Dataset rows:
-- start --
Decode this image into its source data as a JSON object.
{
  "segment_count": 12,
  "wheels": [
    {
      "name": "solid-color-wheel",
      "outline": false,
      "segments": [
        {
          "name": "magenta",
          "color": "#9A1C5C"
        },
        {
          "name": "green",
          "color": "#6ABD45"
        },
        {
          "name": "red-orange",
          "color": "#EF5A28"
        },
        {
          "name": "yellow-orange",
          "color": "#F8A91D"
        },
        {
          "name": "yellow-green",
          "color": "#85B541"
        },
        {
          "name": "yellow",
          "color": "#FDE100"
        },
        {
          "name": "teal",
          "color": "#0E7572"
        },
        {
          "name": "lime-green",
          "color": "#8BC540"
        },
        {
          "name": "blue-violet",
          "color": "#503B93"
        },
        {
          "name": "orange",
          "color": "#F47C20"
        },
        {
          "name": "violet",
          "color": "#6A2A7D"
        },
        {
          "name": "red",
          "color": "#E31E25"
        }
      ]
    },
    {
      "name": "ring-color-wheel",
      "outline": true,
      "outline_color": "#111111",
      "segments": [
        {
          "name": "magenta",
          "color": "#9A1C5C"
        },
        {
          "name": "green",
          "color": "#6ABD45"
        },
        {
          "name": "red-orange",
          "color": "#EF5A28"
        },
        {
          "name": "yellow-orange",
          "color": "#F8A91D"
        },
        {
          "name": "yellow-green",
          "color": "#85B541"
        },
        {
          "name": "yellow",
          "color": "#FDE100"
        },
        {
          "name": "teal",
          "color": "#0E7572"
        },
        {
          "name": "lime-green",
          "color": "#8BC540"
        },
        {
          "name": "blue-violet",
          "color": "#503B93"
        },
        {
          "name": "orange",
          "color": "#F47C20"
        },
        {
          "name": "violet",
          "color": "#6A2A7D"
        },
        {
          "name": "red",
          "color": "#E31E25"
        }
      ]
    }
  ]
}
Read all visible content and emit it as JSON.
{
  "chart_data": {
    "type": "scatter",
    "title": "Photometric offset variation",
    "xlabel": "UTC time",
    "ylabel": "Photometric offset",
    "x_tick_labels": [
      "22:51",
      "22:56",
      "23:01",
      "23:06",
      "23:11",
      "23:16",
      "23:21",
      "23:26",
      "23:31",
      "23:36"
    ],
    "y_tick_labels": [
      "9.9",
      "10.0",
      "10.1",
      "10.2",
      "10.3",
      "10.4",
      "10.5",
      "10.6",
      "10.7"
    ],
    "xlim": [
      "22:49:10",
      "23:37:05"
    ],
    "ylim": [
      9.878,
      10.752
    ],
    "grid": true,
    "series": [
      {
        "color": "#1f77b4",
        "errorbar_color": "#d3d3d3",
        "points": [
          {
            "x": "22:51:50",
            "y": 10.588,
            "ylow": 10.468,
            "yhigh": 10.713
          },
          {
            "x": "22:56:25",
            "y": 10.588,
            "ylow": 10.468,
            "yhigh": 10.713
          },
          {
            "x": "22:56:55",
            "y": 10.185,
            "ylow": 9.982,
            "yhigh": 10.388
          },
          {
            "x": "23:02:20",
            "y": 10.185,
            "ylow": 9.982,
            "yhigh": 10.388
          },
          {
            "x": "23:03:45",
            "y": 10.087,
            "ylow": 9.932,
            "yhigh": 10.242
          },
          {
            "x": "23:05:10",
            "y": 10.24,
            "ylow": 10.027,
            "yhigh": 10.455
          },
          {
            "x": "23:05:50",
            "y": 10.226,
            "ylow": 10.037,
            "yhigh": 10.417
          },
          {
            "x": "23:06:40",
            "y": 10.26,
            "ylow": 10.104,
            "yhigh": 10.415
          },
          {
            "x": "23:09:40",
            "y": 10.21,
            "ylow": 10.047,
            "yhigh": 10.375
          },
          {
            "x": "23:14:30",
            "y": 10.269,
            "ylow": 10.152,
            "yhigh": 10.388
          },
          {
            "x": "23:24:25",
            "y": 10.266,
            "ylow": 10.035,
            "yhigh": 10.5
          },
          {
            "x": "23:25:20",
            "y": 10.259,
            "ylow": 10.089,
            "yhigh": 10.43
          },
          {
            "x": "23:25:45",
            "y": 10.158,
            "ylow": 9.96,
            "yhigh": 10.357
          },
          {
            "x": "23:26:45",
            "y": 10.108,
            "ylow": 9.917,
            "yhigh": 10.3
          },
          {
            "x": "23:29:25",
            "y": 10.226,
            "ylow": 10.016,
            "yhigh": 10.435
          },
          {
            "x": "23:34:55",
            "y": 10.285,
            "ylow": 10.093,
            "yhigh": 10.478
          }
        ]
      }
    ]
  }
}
-- end --
Given task: Print the listing above in its entirety, with every line exact.

Finished exercise:
Decode this image into its source data as a JSON object.
{
  "segment_count": 12,
  "wheels": [
    {
      "name": "solid-color-wheel",
      "outline": false,
      "segments": [
        {
          "name": "magenta",
          "color": "#9A1C5C"
        },
        {
          "name": "green",
          "color": "#6ABD45"
        },
        {
          "name": "red-orange",
          "color": "#EF5A28"
        },
        {
          "name": "yellow-orange",
          "color": "#F8A91D"
        },
        {
          "name": "yellow-green",
          "color": "#85B541"
        },
        {
          "name": "yellow",
          "color": "#FDE100"
        },
        {
          "name": "teal",
          "color": "#0E7572"
        },
        {
          "name": "lime-green",
          "color": "#8BC540"
        },
        {
          "name": "blue-violet",
          "color": "#503B93"
        },
        {
          "name": "orange",
          "color": "#F47C20"
        },
        {
          "name": "violet",
          "color": "#6A2A7D"
        },
        {
          "name": "red",
          "color": "#E31E25"
        }
      ]
    },
    {
      "name": "ring-color-wheel",
      "outline": true,
      "outline_color": "#111111",
      "segments": [
        {
          "name": "magenta",
          "color": "#9A1C5C"
        },
        {
          "name": "green",
          "color": "#6ABD45"
        },
        {
          "name": "red-orange",
          "color": "#EF5A28"
        },
        {
          "name": "yellow-orange",
          "color": "#F8A91D"
        },
        {
          "name": "yellow-green",
          "color": "#85B541"
        },
        {
          "name": "yellow",
          "color": "#FDE100"
        },
        {
          "name": "teal",
          "color": "#0E7572"
        },
        {
          "name": "lime-green",
          "color": "#8BC540"
        },
        {
          "name": "blue-violet",
          "color": "#503B93"
        },
        {
          "name": "orange",
          "color": "#F47C20"
        },
        {
          "name": "violet",
          "color": "#6A2A7D"
        },
        {
          "name": "red",
          "color": "#E31E25"
        }
      ]
    }
  ]
}
Read all visible content and emit it as JSON.
{
  "chart_data": {
    "type": "scatter",
    "title": "Photometric offset variation",
    "xlabel": "UTC time",
    "ylabel": "Photometric offset",
    "x_tick_labels": [
      "22:51",
      "22:56",
      "23:01",
      "23:06",
      "23:11",
      "23:16",
      "23:21",
      "23:26",
      "23:31",
      "23:36"
    ],
    "y_tick_labels": [
      "9.9",
      "10.0",
      "10.1",
      "10.2",
      "10.3",
      "10.4",
      "10.5",
      "10.6",
      "10.7"
    ],
    "xlim": [
      "22:49:10",
      "23:37:05"
    ],
    "ylim": [
      9.878,
      10.752
    ],
    "grid": true,
    "series": [
      {
        "color": "#1f77b4",
        "errorbar_color": "#d3d3d3",
        "points": [
          {
            "x": "22:51:50",
            "y": 10.588,
            "ylow": 10.468,
            "yhigh": 10.713
          },
          {
            "x": "22:56:25",
            "y": 10.588,
            "ylow": 10.468,
            "yhigh": 10.713
          },
          {
            "x": "22:56:55",
            "y": 10.185,
            "ylow": 9.982,
            "yhigh": 10.388
          },
          {
            "x": "23:02:20",
            "y": 10.185,
            "ylow": 9.982,
            "yhigh": 10.388
          },
          {
            "x": "23:03:45",
            "y": 10.087,
            "ylow": 9.932,
            "yhigh": 10.242
          },
          {
            "x": "23:05:10",
            "y": 10.24,
            "ylow": 10.027,
            "yhigh": 10.455
          },
          {
            "x": "23:05:50",
            "y": 10.226,
            "ylow": 10.037,
            "yhigh": 10.417
          },
          {
            "x": "23:06:40",
            "y": 10.26,
            "ylow": 10.104,
            "yhigh": 10.415
          },
          {
            "x": "23:09:40",
            "y": 10.21,
            "ylow": 10.047,
            "yhigh": 10.375
          },
          {
            "x": "23:14:30",
            "y": 10.269,
            "ylow": 10.152,
            "yhigh": 10.388
          },
          {
            "x": "23:24:25",
            "y": 10.266,
            "ylow": 10.035,
            "yhigh": 10.5
          },
          {
            "x": "23:25:20",
            "y": 10.259,
            "ylow": 10.089,
            "yhigh": 10.43
          },
          {
            "x": "23:25:45",
            "y": 10.158,
            "ylow": 9.96,
            "yhigh": 10.357
          },
          {
            "x": "23:26:45",
            "y": 10.108,
            "ylow": 9.917,
            "yhigh": 10.3
          },
          {
            "x": "23:29:25",
            "y": 10.226,
            "ylow": 10.016,
            "yhigh": 10.435
          },
          {
            "x": "23:34:55",
            "y": 10.285,
            "ylow": 10.093,
            "yhigh": 10.478
          }
        ]
      }
    ]
  }
}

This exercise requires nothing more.